- EXERCISE GOAL: Reproduce the material in full, exactly as written.

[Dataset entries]
===

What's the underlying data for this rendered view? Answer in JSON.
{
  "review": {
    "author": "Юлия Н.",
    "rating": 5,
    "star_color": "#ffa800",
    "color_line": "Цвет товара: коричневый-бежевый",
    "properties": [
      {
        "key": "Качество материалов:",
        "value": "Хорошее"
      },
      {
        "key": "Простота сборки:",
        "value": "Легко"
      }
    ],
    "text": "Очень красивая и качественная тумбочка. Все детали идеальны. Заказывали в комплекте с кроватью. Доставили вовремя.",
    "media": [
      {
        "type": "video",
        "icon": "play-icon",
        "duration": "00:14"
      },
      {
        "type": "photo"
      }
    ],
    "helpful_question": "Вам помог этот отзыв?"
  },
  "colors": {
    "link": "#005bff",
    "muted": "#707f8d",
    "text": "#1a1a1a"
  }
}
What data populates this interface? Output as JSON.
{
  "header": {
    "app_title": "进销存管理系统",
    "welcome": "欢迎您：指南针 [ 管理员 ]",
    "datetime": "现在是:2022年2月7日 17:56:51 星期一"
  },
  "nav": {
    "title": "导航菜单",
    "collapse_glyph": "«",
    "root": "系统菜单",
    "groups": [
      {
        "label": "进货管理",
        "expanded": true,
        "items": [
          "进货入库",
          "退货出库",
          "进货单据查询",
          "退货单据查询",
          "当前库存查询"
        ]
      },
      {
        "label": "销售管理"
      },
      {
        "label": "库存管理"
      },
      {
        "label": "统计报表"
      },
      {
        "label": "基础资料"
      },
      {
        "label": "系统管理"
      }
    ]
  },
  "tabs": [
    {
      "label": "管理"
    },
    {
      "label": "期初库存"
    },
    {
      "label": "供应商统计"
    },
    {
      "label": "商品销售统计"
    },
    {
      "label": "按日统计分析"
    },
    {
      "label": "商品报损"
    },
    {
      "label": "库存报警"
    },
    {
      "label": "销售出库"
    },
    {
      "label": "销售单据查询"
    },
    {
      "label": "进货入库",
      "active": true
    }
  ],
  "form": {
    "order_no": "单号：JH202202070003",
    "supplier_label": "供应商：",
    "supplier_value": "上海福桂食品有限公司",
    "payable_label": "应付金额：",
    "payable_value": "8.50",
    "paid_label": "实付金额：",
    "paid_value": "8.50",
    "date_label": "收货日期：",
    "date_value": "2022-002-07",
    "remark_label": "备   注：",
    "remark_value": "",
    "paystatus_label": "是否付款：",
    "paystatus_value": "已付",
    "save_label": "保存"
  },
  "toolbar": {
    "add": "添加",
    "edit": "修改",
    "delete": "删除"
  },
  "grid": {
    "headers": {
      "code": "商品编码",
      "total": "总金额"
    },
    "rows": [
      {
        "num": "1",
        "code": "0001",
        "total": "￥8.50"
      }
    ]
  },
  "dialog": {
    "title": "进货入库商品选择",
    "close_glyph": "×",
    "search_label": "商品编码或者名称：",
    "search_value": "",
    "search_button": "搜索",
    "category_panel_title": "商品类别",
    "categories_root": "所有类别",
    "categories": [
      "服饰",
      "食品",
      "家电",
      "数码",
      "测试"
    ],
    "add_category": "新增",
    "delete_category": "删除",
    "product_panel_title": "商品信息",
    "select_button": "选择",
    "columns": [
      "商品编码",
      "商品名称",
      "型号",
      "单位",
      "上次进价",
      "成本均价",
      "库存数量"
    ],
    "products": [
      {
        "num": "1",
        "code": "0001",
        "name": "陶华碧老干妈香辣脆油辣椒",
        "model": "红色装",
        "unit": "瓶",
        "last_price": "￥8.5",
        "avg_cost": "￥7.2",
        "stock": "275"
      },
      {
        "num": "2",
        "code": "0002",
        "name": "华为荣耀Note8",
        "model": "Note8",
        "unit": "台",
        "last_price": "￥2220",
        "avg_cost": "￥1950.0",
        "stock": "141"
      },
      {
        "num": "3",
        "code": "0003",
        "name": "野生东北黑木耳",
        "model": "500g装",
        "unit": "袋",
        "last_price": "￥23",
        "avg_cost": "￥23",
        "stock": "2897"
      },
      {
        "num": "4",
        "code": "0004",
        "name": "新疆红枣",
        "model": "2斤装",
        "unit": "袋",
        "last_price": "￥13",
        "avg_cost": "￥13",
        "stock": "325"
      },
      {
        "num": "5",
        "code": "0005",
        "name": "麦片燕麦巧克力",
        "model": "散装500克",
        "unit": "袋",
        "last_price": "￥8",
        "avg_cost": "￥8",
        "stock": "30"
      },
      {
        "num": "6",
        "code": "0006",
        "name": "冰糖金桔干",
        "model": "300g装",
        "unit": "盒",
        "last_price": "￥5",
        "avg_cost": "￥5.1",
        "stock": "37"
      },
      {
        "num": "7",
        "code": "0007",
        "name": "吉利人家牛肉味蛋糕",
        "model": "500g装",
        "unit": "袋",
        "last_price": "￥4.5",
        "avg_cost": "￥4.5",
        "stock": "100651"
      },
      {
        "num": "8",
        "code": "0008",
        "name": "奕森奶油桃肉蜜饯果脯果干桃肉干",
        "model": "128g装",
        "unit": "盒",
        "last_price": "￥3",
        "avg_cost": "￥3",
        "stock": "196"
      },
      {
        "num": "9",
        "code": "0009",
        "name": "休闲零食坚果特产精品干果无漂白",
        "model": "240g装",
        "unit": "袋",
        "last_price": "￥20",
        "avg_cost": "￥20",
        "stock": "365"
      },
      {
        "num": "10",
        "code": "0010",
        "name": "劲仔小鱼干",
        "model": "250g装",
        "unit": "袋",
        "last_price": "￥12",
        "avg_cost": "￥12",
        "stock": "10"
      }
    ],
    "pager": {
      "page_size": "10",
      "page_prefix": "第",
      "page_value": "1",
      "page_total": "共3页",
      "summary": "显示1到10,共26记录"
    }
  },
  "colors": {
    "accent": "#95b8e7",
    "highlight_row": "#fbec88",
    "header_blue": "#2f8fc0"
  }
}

===

- FINAL ANSWER:
What's the underlying data for this rendered view? Answer in JSON.
{
  "review": {
    "author": "Юлия Н.",
    "rating": 5,
    "star_color": "#ffa800",
    "color_line": "Цвет товара: коричневый-бежевый",
    "properties": [
      {
        "key": "Качество материалов:",
        "value": "Хорошее"
      },
      {
        "key": "Простота сборки:",
        "value": "Легко"
      }
    ],
    "text": "Очень красивая и качественная тумбочка. Все детали идеальны. Заказывали в комплекте с кроватью. Доставили вовремя.",
    "media": [
      {
        "type": "video",
        "icon": "play-icon",
        "duration": "00:14"
      },
      {
        "type": "photo"
      }
    ],
    "helpful_question": "Вам помог этот отзыв?"
  },
  "colors": {
    "link": "#005bff",
    "muted": "#707f8d",
    "text": "#1a1a1a"
  }
}
What data populates this interface? Output as JSON.
{
  "header": {
    "app_title": "进销存管理系统",
    "welcome": "欢迎您：指南针 [ 管理员 ]",
    "datetime": "现在是:2022年2月7日 17:56:51 星期一"
  },
  "nav": {
    "title": "导航菜单",
    "collapse_glyph": "«",
    "root": "系统菜单",
    "groups": [
      {
        "label": "进货管理",
        "expanded": true,
        "items": [
          "进货入库",
          "退货出库",
          "进货单据查询",
          "退货单据查询",
          "当前库存查询"
        ]
      },
      {
        "label": "销售管理"
      },
      {
        "label": "库存管理"
      },
      {
        "label": "统计报表"
      },
      {
        "label": "基础资料"
      },
      {
        "label": "系统管理"
      }
    ]
  },
  "tabs": [
    {
      "label": "管理"
    },
    {
      "label": "期初库存"
    },
    {
      "label": "供应商统计"
    },
    {
      "label": "商品销售统计"
    },
    {
      "label": "按日统计分析"
    },
    {
      "label": "商品报损"
    },
    {
      "label": "库存报警"
    },
    {
      "label": "销售出库"
    },
    {
      "label": "销售单据查询"
    },
    {
      "label": "进货入库",
      "active": true
    }
  ],
  "form": {
    "order_no": "单号：JH202202070003",
    "supplier_label": "供应商：",
    "supplier_value": "上海福桂食品有限公司",
    "payable_label": "应付金额：",
    "payable_value": "8.50",
    "paid_label": "实付金额：",
    "paid_value": "8.50",
    "date_label": "收货日期：",
    "date_value": "2022-002-07",
    "remark_label": "备   注：",
    "remark_value": "",
    "paystatus_label": "是否付款：",
    "paystatus_value": "已付",
    "save_label": "保存"
  },
  "toolbar": {
    "add": "添加",
    "edit": "修改",
    "delete": "删除"
  },
  "grid": {
    "headers": {
      "code": "商品编码",
      "total": "总金额"
    },
    "rows": [
      {
        "num": "1",
        "code": "0001",
        "total": "￥8.50"
      }
    ]
  },
  "dialog": {
    "title": "进货入库商品选择",
    "close_glyph": "×",
    "search_label": "商品编码或者名称：",
    "search_value": "",
    "search_button": "搜索",
    "category_panel_title": "商品类别",
    "categories_root": "所有类别",
    "categories": [
      "服饰",
      "食品",
      "家电",
      "数码",
      "测试"
    ],
    "add_category": "新增",
    "delete_category": "删除",
    "product_panel_title": "商品信息",
    "select_button": "选择",
    "columns": [
      "商品编码",
      "商品名称",
      "型号",
      "单位",
      "上次进价",
      "成本均价",
      "库存数量"
    ],
    "products": [
      {
        "num": "1",
        "code": "0001",
        "name": "陶华碧老干妈香辣脆油辣椒",
        "model": "红色装",
        "unit": "瓶",
        "last_price": "￥8.5",
        "avg_cost": "￥7.2",
        "stock": "275"
      },
      {
        "num": "2",
        "code": "0002",
        "name": "华为荣耀Note8",
        "model": "Note8",
        "unit": "台",
        "last_price": "￥2220",
        "avg_cost": "￥1950.0",
        "stock": "141"
      },
      {
        "num": "3",
        "code": "0003",
        "name": "野生东北黑木耳",
        "model": "500g装",
        "unit": "袋",
        "last_price": "￥23",
        "avg_cost": "￥23",
        "stock": "2897"
      },
      {
        "num": "4",
        "code": "0004",
        "name": "新疆红枣",
        "model": "2斤装",
        "unit": "袋",
        "last_price": "￥13",
        "avg_cost": "￥13",
        "stock": "325"
      },
      {
        "num": "5",
        "code": "0005",
        "name": "麦片燕麦巧克力",
        "model": "散装500克",
        "unit": "袋",
        "last_price": "￥8",
        "avg_cost": "￥8",
        "stock": "30"
      },
      {
        "num": "6",
        "code": "0006",
        "name": "冰糖金桔干",
        "model": "300g装",
        "unit": "盒",
        "last_price": "￥5",
        "avg_cost": "￥5.1",
        "stock": "37"
      },
      {
        "num": "7",
        "code": "0007",
        "name": "吉利人家牛肉味蛋糕",
        "model": "500g装",
        "unit": "袋",
        "last_price": "￥4.5",
        "avg_cost": "￥4.5",
        "stock": "100651"
      },
      {
        "num": "8",
        "code": "0008",
        "name": "奕森奶油桃肉蜜饯果脯果干桃肉干",
        "model": "128g装",
        "unit": "盒",
        "last_price": "￥3",
        "avg_cost": "￥3",
        "stock": "196"
      },
      {
        "num": "9",
        "code": "0009",
        "name": "休闲零食坚果特产精品干果无漂白",
        "model": "240g装",
        "unit": "袋",
        "last_price": "￥20",
        "avg_cost": "￥20",
        "stock": "365"
      },
      {
        "num": "10",
        "code": "0010",
        "name": "劲仔小鱼干",
        "model": "250g装",
        "unit": "袋",
        "last_price": "￥12",
        "avg_cost": "￥12",
        "stock": "10"
      }
    ],
    "pager": {
      "page_size": "10",
      "page_prefix": "第",
      "page_value": "1",
      "page_total": "共3页",
      "summary": "显示1到10,共26记录"
    }
  },
  "colors": {
    "accent": "#95b8e7",
    "highlight_row": "#fbec88",
    "header_blue": "#2f8fc0"
  }
}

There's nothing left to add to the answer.